** Start of Data to process **

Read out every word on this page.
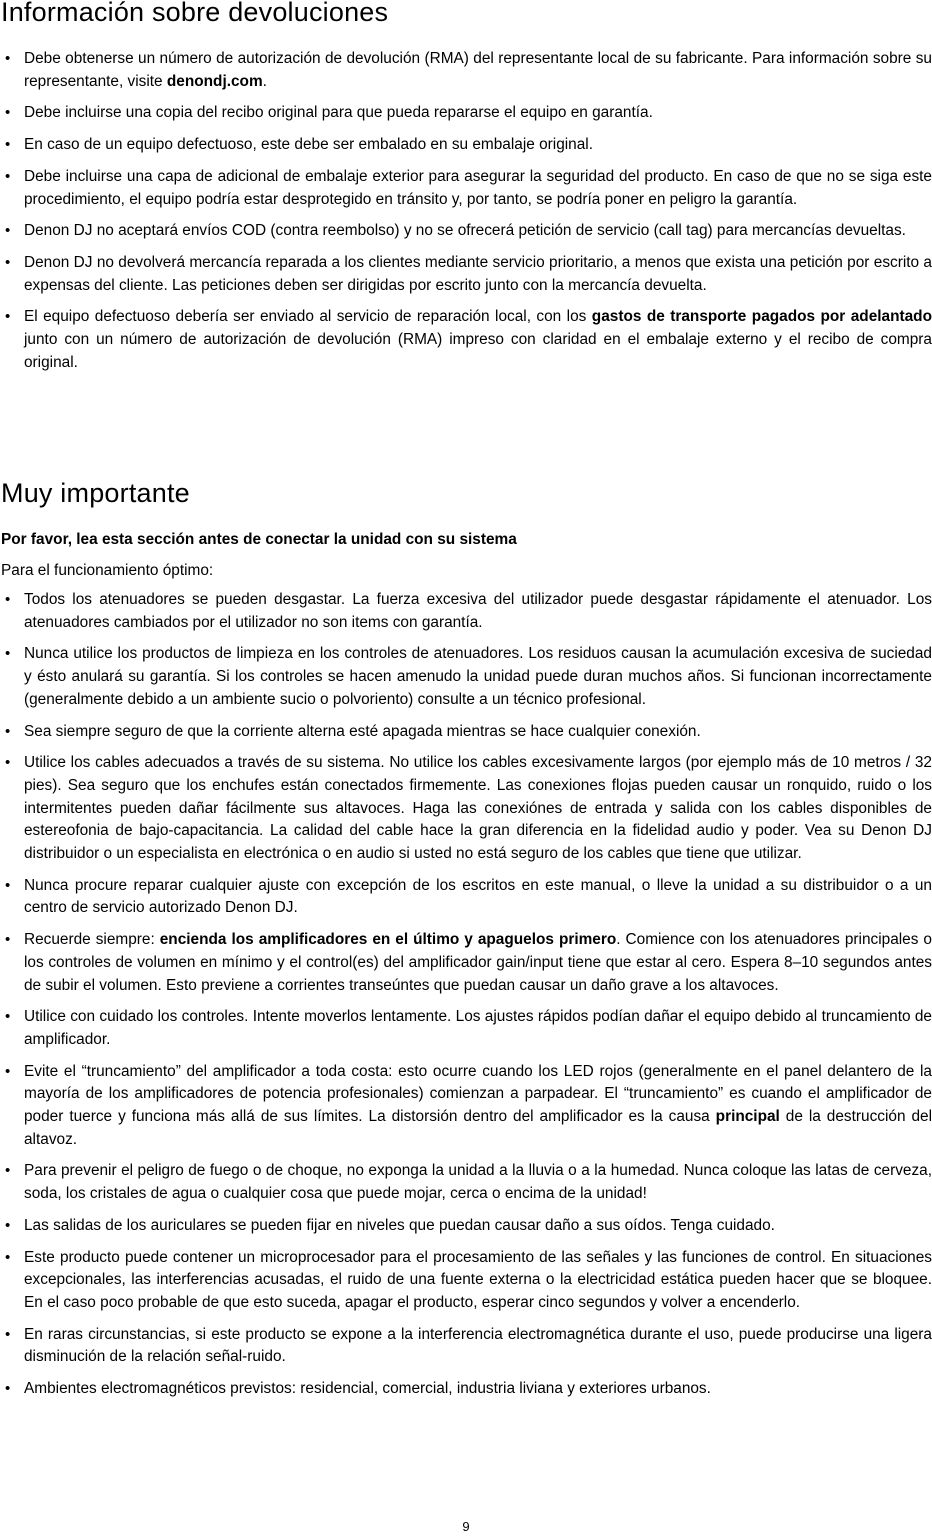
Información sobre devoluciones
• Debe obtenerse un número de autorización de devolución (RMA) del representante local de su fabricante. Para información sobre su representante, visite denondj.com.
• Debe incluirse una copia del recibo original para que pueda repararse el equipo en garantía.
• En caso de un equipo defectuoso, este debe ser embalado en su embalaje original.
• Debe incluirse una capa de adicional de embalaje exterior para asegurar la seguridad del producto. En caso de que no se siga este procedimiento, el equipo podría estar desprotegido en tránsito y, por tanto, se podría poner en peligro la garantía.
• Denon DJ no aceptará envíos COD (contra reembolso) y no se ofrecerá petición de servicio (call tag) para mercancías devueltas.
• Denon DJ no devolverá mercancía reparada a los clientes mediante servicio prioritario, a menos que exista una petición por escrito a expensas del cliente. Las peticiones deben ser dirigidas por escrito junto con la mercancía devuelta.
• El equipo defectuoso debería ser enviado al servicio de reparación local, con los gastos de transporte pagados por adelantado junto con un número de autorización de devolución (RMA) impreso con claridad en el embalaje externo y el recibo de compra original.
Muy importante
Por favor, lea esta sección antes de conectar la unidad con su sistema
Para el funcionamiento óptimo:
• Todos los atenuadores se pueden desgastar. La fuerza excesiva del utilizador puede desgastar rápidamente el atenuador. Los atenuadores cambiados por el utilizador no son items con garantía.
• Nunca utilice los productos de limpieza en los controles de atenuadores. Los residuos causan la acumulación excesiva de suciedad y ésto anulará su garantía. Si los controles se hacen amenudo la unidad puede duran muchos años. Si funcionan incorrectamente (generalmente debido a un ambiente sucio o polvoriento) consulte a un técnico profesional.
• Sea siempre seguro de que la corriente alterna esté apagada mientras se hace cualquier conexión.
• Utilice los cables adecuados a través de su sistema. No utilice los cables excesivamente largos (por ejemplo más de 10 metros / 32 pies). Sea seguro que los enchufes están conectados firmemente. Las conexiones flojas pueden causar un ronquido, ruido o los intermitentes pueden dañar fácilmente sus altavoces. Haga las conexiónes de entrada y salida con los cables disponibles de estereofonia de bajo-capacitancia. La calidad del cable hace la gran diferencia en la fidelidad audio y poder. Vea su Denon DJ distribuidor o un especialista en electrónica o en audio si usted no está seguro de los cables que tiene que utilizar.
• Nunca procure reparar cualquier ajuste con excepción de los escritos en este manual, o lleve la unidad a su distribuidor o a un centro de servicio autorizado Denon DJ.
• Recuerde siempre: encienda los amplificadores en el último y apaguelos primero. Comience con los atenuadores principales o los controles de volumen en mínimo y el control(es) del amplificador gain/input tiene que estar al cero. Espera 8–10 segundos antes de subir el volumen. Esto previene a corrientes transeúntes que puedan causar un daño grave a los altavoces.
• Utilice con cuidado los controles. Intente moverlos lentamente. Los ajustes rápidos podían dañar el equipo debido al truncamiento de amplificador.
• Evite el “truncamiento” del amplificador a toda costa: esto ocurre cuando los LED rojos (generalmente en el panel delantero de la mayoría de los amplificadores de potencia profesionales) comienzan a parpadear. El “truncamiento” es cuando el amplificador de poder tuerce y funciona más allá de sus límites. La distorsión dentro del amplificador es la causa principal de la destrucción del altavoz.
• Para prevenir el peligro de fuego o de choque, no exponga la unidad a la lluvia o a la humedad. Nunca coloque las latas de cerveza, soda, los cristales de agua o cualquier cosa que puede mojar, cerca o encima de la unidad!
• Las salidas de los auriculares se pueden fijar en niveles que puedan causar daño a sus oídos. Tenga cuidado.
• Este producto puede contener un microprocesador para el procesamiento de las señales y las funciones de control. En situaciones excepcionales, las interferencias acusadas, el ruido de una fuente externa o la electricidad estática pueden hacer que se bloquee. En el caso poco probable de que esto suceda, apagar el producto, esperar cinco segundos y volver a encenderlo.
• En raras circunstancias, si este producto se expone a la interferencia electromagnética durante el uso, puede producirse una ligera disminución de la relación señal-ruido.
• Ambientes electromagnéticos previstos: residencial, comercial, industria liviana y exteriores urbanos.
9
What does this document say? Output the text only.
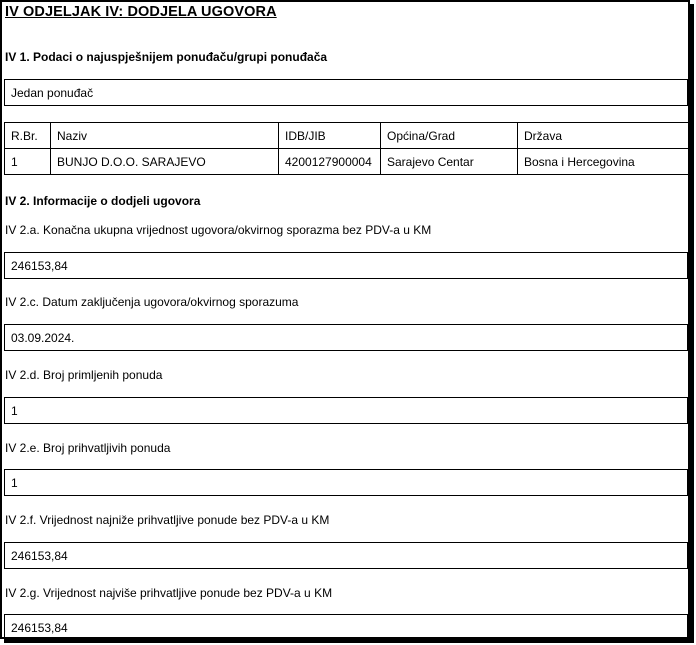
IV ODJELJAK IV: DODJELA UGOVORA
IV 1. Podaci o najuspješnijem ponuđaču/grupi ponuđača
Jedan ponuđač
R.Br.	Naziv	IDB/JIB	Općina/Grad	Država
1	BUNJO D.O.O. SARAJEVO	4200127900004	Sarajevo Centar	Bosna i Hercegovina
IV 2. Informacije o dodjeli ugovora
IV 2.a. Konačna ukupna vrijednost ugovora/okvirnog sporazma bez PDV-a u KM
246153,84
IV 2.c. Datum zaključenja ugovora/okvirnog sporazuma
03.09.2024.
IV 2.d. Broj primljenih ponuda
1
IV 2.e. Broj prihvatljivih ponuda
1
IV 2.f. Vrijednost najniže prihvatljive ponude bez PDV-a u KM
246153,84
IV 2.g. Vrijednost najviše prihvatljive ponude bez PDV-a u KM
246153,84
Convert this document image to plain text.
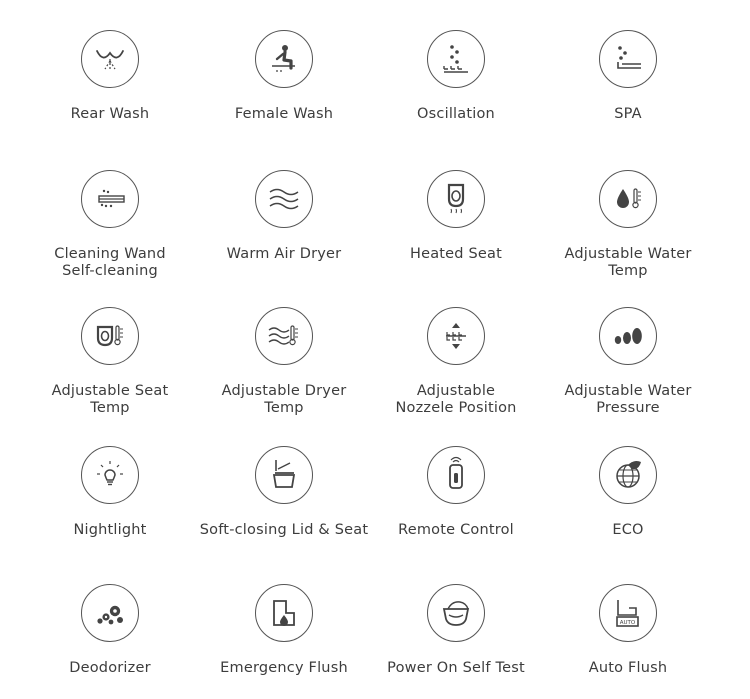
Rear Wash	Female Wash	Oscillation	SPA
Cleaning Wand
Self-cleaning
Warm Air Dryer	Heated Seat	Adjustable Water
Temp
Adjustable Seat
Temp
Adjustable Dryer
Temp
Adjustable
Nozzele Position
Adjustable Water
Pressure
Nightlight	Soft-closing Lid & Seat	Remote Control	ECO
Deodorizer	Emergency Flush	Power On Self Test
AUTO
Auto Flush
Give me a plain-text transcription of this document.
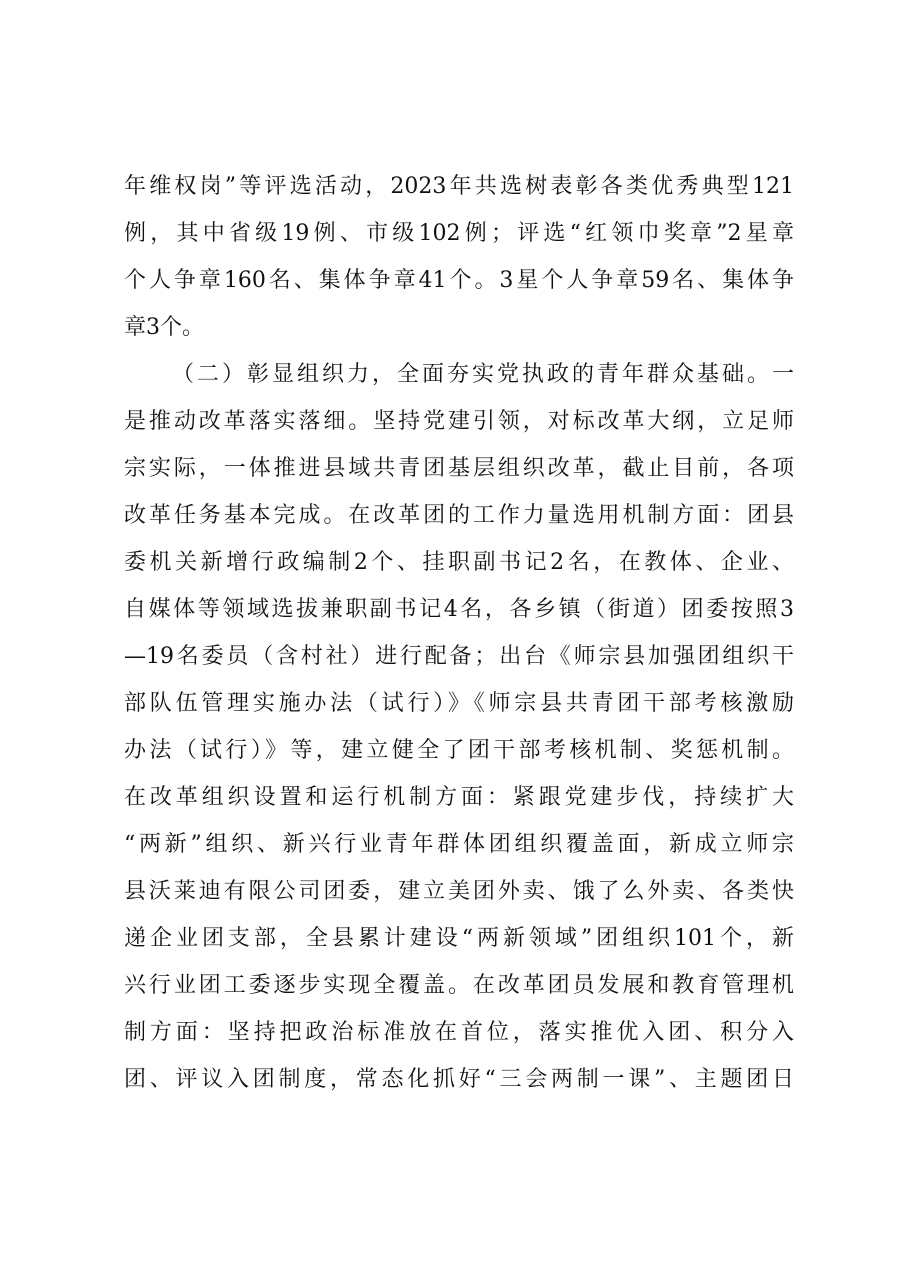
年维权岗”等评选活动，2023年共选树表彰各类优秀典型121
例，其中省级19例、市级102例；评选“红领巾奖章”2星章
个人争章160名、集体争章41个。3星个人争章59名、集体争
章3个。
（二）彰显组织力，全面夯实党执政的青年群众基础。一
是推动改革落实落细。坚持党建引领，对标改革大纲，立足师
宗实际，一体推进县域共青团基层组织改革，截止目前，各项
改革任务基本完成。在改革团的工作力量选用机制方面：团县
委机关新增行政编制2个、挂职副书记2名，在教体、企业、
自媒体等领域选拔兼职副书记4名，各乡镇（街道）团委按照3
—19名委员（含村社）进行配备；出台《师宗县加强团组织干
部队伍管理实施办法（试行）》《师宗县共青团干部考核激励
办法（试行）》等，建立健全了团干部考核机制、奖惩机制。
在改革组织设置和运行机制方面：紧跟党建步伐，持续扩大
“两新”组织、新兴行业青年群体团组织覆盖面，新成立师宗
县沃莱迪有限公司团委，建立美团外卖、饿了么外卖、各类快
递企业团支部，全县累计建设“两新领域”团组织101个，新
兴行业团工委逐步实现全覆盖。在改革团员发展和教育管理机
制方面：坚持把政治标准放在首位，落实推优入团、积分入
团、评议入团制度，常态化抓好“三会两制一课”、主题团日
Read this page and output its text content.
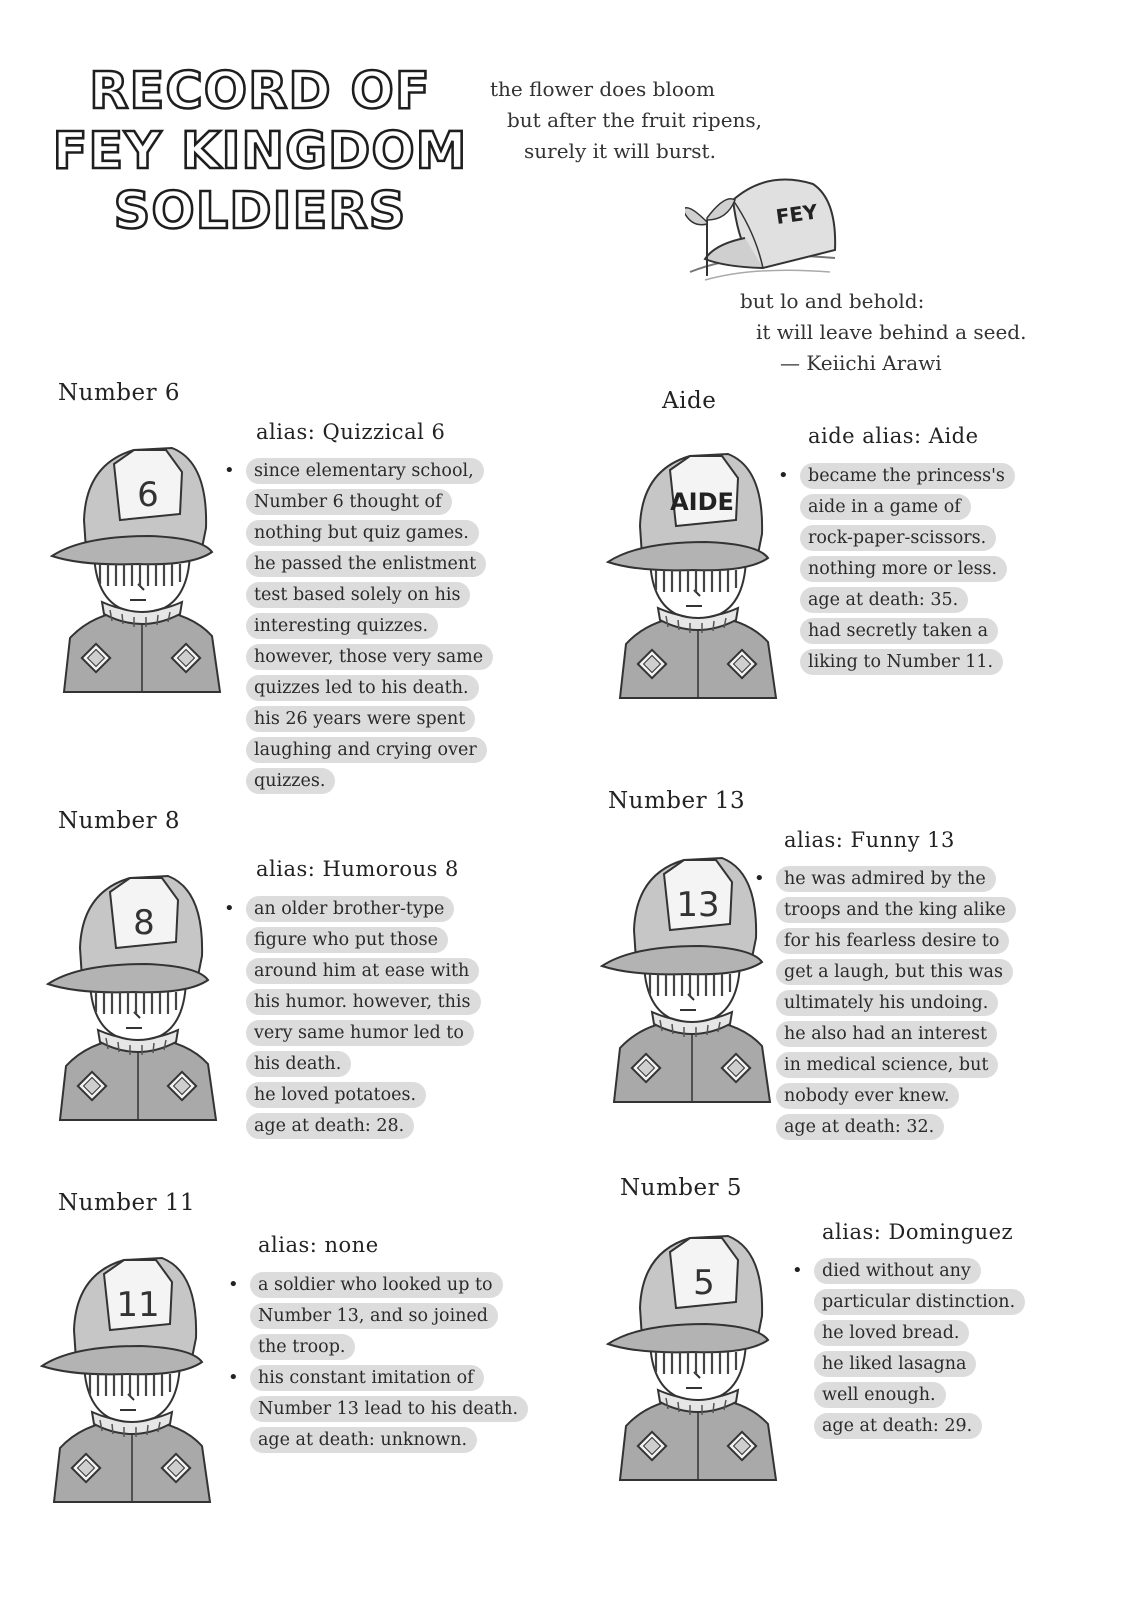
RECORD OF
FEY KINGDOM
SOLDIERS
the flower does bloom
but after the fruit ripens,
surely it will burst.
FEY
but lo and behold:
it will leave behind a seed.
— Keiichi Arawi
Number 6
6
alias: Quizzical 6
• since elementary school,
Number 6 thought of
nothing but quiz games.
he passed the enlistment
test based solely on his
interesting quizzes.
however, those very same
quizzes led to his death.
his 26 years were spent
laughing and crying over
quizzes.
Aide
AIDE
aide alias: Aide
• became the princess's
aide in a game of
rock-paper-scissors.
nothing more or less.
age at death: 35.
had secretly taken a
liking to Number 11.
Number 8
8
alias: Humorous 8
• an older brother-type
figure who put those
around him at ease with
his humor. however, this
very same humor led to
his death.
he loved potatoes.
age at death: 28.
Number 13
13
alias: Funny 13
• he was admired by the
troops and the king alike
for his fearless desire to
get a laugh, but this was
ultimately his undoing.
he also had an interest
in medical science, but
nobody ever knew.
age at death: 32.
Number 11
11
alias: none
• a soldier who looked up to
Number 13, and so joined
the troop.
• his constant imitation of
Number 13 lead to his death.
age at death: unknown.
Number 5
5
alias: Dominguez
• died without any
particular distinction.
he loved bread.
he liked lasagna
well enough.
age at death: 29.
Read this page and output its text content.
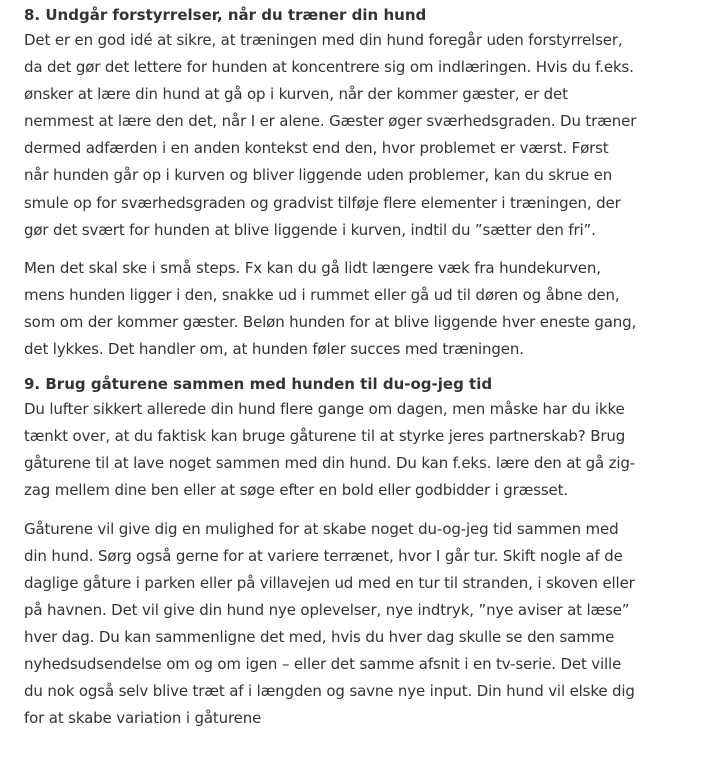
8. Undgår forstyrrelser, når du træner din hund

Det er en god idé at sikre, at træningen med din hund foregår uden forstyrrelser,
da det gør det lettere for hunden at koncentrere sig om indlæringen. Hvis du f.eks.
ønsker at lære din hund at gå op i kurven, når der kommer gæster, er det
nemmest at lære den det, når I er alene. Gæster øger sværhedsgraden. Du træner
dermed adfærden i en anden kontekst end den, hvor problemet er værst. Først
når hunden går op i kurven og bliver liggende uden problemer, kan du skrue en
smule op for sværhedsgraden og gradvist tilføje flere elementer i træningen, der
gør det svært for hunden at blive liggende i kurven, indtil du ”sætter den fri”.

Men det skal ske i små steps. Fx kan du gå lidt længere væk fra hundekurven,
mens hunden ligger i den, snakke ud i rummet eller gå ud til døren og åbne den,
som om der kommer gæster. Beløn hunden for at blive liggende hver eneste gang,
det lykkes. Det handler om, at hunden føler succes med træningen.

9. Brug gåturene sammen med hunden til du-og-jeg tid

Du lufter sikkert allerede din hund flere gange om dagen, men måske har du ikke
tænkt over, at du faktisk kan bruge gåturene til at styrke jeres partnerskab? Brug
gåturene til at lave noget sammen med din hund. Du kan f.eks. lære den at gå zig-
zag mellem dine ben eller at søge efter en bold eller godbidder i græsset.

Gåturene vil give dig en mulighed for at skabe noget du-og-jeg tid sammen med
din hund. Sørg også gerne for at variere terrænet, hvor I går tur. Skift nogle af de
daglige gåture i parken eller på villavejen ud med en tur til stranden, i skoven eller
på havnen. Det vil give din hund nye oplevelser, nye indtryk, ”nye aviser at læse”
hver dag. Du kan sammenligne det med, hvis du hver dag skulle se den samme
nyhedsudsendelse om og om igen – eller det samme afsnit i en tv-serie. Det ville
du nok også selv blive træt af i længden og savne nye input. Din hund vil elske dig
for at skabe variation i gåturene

** End of Data to process **

Task objective:
Each line above that includes "Water" should be shown.

Output below:
Warm Air Dryer	Heated Seat	Adjustable Water
Adjustable Water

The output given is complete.